#### Records to use:
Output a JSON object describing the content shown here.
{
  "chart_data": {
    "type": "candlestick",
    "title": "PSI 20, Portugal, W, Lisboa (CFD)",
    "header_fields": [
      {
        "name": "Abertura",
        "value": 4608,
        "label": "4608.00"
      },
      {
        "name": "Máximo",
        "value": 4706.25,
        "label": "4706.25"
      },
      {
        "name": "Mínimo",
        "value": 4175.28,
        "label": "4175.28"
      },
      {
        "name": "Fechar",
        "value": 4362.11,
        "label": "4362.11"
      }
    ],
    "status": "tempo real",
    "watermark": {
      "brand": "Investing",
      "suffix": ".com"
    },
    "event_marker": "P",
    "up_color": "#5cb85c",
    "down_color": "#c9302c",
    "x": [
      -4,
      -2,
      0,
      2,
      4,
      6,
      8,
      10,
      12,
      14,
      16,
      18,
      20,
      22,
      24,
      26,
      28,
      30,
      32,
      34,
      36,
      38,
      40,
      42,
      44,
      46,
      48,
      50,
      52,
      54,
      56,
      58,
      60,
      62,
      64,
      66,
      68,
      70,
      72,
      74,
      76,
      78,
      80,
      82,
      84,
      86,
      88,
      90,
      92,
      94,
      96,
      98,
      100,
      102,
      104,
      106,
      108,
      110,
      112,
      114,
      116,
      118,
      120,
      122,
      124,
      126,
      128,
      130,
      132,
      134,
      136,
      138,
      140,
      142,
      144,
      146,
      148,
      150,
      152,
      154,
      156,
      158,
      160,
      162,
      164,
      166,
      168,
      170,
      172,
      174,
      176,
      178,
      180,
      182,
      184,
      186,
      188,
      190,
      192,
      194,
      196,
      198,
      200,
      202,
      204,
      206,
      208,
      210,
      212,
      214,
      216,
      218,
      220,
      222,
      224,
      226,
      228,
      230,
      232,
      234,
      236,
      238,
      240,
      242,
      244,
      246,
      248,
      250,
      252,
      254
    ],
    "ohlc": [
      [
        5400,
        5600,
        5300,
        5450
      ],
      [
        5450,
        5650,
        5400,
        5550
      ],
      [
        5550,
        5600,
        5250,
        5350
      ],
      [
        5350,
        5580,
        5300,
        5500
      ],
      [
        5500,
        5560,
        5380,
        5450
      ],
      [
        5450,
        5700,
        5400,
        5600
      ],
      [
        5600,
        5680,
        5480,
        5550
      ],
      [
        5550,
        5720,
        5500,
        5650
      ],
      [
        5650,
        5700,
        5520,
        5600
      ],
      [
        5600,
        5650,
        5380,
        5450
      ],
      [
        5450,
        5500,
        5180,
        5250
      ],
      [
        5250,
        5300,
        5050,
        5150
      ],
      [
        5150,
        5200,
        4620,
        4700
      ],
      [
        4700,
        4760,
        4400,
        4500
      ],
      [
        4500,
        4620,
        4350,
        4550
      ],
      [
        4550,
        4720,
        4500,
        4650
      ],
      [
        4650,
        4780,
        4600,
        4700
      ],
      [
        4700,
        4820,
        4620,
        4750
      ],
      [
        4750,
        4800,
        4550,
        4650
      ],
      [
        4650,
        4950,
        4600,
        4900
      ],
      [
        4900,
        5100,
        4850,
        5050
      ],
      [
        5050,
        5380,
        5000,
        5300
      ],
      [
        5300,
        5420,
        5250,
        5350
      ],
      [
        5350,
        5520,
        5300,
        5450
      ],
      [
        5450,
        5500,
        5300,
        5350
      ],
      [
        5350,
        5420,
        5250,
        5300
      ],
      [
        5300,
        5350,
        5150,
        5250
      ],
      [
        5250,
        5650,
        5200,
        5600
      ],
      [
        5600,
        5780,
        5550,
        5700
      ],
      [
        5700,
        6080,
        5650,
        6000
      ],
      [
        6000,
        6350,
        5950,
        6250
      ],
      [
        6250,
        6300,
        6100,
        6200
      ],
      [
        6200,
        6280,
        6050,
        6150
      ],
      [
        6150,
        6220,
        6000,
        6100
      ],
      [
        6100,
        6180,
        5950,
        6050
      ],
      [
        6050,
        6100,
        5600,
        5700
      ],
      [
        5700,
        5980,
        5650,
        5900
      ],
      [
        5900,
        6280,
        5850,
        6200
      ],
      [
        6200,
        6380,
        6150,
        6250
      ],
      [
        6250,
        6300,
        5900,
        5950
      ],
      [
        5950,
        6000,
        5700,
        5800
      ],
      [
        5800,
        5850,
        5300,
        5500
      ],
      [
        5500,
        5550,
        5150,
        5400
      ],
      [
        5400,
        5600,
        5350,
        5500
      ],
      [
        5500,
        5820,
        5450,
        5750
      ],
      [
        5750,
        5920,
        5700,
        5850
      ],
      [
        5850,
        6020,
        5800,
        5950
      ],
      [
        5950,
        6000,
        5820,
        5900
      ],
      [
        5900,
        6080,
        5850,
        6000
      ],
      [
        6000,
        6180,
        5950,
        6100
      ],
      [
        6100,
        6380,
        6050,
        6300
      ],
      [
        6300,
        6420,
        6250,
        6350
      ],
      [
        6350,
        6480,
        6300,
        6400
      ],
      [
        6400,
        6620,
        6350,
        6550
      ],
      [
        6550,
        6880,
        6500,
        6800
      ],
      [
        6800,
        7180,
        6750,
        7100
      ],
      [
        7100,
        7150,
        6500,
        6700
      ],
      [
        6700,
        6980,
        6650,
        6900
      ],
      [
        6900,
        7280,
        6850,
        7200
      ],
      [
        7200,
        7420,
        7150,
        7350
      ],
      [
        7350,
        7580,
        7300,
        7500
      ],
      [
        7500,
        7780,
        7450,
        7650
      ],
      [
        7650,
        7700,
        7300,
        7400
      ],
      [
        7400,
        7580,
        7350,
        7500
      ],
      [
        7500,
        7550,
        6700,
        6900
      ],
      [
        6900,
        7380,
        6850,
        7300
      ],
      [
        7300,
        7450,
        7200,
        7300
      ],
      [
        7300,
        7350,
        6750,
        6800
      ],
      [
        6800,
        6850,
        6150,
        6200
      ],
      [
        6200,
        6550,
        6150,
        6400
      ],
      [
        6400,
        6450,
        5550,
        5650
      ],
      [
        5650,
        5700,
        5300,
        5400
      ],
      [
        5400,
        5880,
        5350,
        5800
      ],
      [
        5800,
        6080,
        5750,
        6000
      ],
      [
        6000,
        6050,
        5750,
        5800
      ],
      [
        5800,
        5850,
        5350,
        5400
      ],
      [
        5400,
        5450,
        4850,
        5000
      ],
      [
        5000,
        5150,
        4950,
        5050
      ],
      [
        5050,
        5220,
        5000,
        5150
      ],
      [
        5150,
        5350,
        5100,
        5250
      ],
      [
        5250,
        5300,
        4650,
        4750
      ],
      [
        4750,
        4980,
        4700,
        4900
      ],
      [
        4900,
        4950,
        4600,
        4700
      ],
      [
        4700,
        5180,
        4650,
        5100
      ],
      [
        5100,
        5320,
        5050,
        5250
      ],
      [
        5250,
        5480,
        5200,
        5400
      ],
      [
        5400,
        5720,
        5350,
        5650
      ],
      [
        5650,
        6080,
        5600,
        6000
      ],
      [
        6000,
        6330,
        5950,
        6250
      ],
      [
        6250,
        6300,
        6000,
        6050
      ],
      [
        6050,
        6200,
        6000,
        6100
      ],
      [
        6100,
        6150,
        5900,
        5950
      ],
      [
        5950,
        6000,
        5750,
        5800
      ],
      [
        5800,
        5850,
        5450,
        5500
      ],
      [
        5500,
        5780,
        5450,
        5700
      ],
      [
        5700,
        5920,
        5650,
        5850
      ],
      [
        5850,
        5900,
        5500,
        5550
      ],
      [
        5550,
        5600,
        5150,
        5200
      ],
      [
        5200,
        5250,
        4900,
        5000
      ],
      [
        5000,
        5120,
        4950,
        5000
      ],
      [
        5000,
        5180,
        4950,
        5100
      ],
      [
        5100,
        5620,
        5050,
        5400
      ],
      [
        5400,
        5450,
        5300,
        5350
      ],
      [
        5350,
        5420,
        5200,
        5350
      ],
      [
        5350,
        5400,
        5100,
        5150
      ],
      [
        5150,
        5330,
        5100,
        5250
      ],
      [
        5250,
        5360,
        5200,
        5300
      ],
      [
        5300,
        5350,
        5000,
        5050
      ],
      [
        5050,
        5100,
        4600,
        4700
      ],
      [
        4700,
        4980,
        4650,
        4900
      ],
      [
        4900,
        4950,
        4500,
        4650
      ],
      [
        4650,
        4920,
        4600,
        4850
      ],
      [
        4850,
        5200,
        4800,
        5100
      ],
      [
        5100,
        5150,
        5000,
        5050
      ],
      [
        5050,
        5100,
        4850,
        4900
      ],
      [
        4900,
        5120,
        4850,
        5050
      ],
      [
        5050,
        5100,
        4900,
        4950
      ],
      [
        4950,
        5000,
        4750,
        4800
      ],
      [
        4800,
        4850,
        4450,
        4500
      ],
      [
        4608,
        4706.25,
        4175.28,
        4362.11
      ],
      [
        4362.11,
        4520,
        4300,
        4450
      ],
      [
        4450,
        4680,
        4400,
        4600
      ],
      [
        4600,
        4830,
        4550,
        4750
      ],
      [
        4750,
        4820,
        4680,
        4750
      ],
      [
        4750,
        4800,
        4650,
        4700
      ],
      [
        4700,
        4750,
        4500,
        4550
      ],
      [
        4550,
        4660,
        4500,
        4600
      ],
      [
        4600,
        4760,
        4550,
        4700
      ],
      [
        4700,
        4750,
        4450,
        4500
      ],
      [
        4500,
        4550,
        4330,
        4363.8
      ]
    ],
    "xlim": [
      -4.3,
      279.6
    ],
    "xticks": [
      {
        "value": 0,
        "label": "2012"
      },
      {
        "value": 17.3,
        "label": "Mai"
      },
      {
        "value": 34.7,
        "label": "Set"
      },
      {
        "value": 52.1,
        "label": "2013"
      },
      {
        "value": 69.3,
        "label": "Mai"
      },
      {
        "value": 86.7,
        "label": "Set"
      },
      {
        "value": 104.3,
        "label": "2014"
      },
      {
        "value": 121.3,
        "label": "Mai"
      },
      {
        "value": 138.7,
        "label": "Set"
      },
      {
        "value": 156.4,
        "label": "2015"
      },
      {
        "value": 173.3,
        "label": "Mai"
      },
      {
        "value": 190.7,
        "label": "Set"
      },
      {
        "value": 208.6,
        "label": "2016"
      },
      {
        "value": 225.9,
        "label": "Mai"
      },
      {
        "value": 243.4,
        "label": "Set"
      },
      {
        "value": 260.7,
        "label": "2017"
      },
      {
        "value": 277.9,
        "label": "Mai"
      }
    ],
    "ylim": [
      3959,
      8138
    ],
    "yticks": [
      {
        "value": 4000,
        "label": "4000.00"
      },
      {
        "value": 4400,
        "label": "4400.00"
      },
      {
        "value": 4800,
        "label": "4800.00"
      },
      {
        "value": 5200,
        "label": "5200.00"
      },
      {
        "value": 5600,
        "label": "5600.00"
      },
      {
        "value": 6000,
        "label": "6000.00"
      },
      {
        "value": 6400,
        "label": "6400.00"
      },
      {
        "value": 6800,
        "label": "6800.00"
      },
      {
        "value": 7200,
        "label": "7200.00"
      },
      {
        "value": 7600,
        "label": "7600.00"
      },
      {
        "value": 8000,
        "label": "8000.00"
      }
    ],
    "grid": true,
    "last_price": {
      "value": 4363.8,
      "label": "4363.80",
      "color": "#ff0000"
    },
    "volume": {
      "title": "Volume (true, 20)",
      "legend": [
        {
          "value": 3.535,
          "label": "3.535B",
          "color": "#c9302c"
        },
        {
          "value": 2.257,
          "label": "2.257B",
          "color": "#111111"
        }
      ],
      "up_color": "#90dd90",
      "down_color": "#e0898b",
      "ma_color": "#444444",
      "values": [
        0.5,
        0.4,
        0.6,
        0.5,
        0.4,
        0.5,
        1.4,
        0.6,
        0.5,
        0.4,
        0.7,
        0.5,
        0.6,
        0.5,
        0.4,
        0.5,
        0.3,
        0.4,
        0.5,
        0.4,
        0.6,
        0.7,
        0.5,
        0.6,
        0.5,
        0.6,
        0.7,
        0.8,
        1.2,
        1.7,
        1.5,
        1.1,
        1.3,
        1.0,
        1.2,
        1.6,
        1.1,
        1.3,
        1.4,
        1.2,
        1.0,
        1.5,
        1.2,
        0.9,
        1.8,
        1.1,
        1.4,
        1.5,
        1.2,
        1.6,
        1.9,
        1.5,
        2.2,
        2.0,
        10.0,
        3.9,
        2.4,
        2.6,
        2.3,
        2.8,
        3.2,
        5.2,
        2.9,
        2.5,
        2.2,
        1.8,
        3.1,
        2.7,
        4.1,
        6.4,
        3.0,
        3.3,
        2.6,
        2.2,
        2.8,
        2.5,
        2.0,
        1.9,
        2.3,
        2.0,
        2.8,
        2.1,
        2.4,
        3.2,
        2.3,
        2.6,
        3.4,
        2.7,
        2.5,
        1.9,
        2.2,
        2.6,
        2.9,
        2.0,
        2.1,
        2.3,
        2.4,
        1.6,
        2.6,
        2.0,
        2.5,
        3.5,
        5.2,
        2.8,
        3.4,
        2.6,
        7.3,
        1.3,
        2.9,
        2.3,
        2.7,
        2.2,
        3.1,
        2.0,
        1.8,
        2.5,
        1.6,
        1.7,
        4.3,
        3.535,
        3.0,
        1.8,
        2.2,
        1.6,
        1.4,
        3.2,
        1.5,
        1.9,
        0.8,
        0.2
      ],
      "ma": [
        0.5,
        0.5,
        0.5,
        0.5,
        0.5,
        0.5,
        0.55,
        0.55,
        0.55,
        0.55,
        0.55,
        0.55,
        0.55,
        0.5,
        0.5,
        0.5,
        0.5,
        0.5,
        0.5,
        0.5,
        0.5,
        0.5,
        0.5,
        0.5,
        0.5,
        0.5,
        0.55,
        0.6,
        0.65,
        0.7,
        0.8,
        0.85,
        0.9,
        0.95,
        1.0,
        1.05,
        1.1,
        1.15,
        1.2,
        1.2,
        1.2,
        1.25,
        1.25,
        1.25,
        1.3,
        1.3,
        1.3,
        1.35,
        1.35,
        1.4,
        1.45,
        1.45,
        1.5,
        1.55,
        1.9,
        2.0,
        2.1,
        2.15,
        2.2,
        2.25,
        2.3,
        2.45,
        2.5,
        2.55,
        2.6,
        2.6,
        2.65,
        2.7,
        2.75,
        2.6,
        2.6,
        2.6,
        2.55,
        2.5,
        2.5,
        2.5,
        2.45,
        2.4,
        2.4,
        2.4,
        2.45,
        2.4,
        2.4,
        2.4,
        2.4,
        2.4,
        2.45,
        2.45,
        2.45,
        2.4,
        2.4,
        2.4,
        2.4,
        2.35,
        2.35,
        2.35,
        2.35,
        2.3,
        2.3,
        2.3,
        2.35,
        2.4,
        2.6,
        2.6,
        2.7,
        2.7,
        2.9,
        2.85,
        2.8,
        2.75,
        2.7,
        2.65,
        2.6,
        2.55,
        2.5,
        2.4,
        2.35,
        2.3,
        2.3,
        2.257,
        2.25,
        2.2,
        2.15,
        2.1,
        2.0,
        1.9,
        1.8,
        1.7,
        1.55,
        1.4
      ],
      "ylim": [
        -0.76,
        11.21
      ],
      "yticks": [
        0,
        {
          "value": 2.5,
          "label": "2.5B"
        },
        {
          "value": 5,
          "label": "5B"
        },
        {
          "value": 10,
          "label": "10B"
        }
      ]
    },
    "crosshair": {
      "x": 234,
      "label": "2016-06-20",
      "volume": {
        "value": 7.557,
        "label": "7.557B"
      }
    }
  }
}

#### Required task:
Find every line in the entries that includes the word "name", then state how many there are and nothing else.

#### Solution to the problem:
4